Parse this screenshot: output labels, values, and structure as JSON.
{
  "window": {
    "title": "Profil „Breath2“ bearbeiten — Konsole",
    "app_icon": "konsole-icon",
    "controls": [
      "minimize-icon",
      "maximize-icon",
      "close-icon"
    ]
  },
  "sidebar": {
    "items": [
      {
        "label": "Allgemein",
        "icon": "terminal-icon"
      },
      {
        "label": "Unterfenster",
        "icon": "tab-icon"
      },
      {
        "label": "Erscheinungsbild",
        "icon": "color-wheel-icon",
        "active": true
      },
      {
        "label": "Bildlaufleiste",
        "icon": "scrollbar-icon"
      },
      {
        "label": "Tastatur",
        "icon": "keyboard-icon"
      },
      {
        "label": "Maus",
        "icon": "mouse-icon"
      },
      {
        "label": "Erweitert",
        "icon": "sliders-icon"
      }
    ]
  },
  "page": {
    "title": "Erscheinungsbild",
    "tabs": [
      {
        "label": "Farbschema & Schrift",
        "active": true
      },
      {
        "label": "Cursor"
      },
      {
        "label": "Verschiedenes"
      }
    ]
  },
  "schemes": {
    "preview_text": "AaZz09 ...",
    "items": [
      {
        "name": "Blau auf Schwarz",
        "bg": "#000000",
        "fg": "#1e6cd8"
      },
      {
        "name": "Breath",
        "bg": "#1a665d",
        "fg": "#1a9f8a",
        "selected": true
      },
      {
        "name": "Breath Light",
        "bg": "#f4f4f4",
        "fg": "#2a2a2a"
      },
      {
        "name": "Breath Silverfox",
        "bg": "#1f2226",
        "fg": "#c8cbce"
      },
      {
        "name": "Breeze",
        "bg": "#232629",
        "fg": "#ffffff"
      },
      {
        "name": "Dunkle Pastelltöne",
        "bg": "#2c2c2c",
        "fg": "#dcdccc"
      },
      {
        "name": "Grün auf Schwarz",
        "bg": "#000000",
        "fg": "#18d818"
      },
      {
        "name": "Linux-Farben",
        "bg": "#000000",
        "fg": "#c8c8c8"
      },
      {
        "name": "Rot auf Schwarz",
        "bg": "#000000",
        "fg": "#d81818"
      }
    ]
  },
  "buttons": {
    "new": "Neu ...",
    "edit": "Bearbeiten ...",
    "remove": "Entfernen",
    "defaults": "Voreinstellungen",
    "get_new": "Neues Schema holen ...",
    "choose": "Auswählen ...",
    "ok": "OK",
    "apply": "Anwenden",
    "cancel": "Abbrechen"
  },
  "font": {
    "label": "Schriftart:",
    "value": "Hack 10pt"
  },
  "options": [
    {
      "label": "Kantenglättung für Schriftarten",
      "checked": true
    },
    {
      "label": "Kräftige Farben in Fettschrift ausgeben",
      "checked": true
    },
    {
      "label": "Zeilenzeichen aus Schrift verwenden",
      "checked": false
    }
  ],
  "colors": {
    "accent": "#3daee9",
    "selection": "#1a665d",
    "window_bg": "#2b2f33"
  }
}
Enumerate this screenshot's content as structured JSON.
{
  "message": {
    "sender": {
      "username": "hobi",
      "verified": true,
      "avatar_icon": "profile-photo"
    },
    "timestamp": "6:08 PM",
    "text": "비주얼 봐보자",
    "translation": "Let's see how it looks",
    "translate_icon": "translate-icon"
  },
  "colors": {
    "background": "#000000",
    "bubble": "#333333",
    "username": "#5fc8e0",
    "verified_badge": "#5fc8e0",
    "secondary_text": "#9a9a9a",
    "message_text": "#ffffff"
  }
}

◆ **Written request**: Extract the full listing above without alteration.

◆ **Answer for the task**:
Parse this screenshot: output labels, values, and structure as JSON.
{
  "window": {
    "title": "Profil „Breath2“ bearbeiten — Konsole",
    "app_icon": "konsole-icon",
    "controls": [
      "minimize-icon",
      "maximize-icon",
      "close-icon"
    ]
  },
  "sidebar": {
    "items": [
      {
        "label": "Allgemein",
        "icon": "terminal-icon"
      },
      {
        "label": "Unterfenster",
        "icon": "tab-icon"
      },
      {
        "label": "Erscheinungsbild",
        "icon": "color-wheel-icon",
        "active": true
      },
      {
        "label": "Bildlaufleiste",
        "icon": "scrollbar-icon"
      },
      {
        "label": "Tastatur",
        "icon": "keyboard-icon"
      },
      {
        "label": "Maus",
        "icon": "mouse-icon"
      },
      {
        "label": "Erweitert",
        "icon": "sliders-icon"
      }
    ]
  },
  "page": {
    "title": "Erscheinungsbild",
    "tabs": [
      {
        "label": "Farbschema & Schrift",
        "active": true
      },
      {
        "label": "Cursor"
      },
      {
        "label": "Verschiedenes"
      }
    ]
  },
  "schemes": {
    "preview_text": "AaZz09 ...",
    "items": [
      {
        "name": "Blau auf Schwarz",
        "bg": "#000000",
        "fg": "#1e6cd8"
      },
      {
        "name": "Breath",
        "bg": "#1a665d",
        "fg": "#1a9f8a",
        "selected": true
      },
      {
        "name": "Breath Light",
        "bg": "#f4f4f4",
        "fg": "#2a2a2a"
      },
      {
        "name": "Breath Silverfox",
        "bg": "#1f2226",
        "fg": "#c8cbce"
      },
      {
        "name": "Breeze",
        "bg": "#232629",
        "fg": "#ffffff"
      },
      {
        "name": "Dunkle Pastelltöne",
        "bg": "#2c2c2c",
        "fg": "#dcdccc"
      },
      {
        "name": "Grün auf Schwarz",
        "bg": "#000000",
        "fg": "#18d818"
      },
      {
        "name": "Linux-Farben",
        "bg": "#000000",
        "fg": "#c8c8c8"
      },
      {
        "name": "Rot auf Schwarz",
        "bg": "#000000",
        "fg": "#d81818"
      }
    ]
  },
  "buttons": {
    "new": "Neu ...",
    "edit": "Bearbeiten ...",
    "remove": "Entfernen",
    "defaults": "Voreinstellungen",
    "get_new": "Neues Schema holen ...",
    "choose": "Auswählen ...",
    "ok": "OK",
    "apply": "Anwenden",
    "cancel": "Abbrechen"
  },
  "font": {
    "label": "Schriftart:",
    "value": "Hack 10pt"
  },
  "options": [
    {
      "label": "Kantenglättung für Schriftarten",
      "checked": true
    },
    {
      "label": "Kräftige Farben in Fettschrift ausgeben",
      "checked": true
    },
    {
      "label": "Zeilenzeichen aus Schrift verwenden",
      "checked": false
    }
  ],
  "colors": {
    "accent": "#3daee9",
    "selection": "#1a665d",
    "window_bg": "#2b2f33"
  }
}
Enumerate this screenshot's content as structured JSON.
{
  "message": {
    "sender": {
      "username": "hobi",
      "verified": true,
      "avatar_icon": "profile-photo"
    },
    "timestamp": "6:08 PM",
    "text": "비주얼 봐보자",
    "translation": "Let's see how it looks",
    "translate_icon": "translate-icon"
  },
  "colors": {
    "background": "#000000",
    "bubble": "#333333",
    "username": "#5fc8e0",
    "verified_badge": "#5fc8e0",
    "secondary_text": "#9a9a9a",
    "message_text": "#ffffff"
  }
}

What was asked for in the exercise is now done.